Work instructions | Gather, from the data below, each line in which the word "this" occurs.
____ Record list
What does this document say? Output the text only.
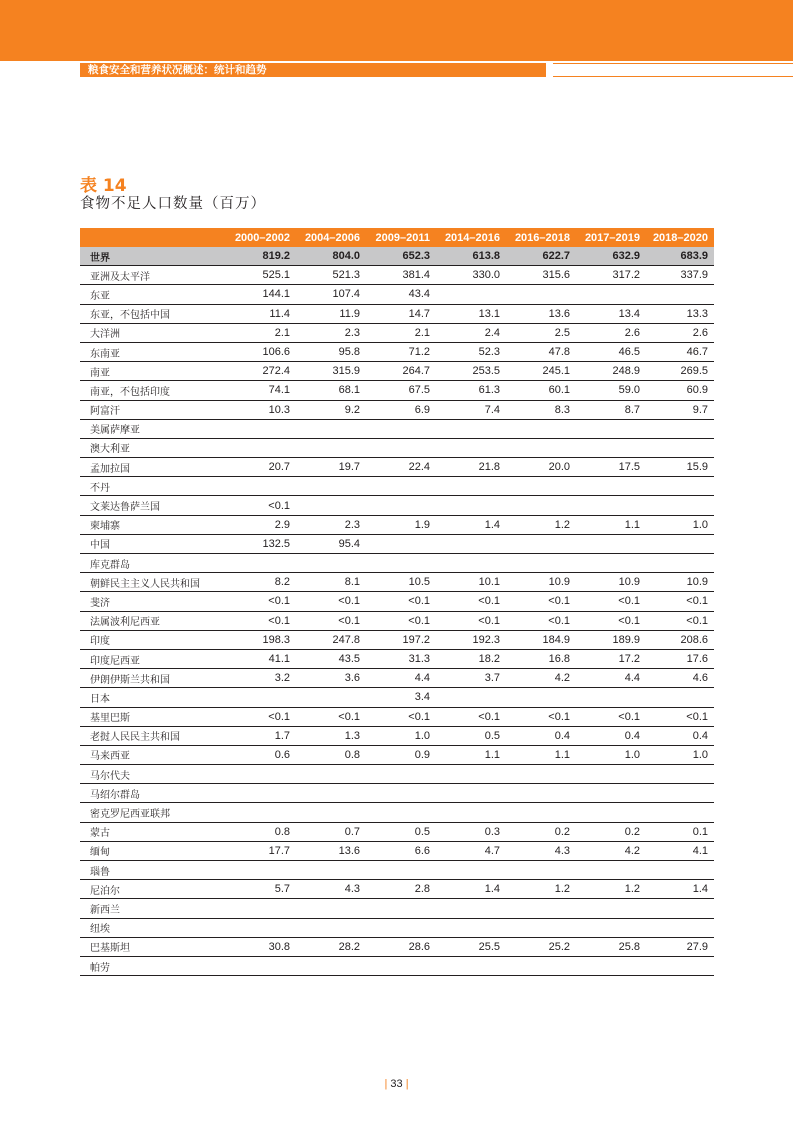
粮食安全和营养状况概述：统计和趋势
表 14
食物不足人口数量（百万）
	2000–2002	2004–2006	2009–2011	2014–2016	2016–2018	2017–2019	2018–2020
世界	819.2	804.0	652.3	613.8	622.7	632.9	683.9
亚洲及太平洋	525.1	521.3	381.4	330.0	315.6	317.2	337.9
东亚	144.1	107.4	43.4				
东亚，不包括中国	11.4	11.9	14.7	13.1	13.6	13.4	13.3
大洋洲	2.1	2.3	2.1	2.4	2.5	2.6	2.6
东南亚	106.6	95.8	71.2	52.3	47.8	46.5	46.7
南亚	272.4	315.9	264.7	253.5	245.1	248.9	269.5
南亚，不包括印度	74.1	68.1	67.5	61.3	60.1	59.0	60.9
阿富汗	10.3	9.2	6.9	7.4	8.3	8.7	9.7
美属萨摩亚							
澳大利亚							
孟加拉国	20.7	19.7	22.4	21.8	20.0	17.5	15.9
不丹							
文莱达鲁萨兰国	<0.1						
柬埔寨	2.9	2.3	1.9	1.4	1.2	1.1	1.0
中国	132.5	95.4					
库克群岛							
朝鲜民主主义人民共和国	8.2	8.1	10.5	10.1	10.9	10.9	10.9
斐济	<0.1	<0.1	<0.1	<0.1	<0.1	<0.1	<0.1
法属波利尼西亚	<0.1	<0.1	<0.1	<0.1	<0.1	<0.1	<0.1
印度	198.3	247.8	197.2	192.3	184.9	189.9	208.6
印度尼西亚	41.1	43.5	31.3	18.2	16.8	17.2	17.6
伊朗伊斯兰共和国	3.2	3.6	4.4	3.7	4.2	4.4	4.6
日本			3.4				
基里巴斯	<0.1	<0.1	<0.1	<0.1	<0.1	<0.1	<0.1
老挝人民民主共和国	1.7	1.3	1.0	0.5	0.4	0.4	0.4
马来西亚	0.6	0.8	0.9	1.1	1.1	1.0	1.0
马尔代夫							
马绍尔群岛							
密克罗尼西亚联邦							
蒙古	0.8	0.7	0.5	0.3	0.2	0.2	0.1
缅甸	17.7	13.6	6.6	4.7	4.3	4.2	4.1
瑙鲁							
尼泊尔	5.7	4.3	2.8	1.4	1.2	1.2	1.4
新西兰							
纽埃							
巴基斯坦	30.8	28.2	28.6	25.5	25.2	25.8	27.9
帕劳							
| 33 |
________
____ Record list
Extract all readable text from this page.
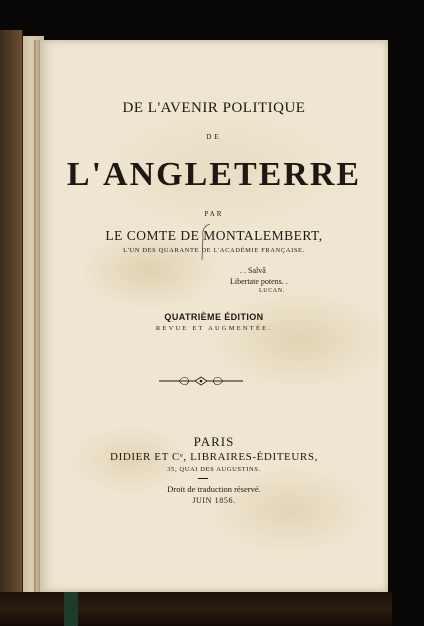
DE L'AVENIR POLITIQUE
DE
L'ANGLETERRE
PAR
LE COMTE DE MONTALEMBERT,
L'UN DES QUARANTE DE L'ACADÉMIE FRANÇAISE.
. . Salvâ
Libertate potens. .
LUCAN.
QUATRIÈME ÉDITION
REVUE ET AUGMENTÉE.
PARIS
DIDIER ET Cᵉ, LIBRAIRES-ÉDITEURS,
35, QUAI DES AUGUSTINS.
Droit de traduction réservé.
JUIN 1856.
________
Written reply |
What does this document say? Output the text only.
Extract all readable text from this page.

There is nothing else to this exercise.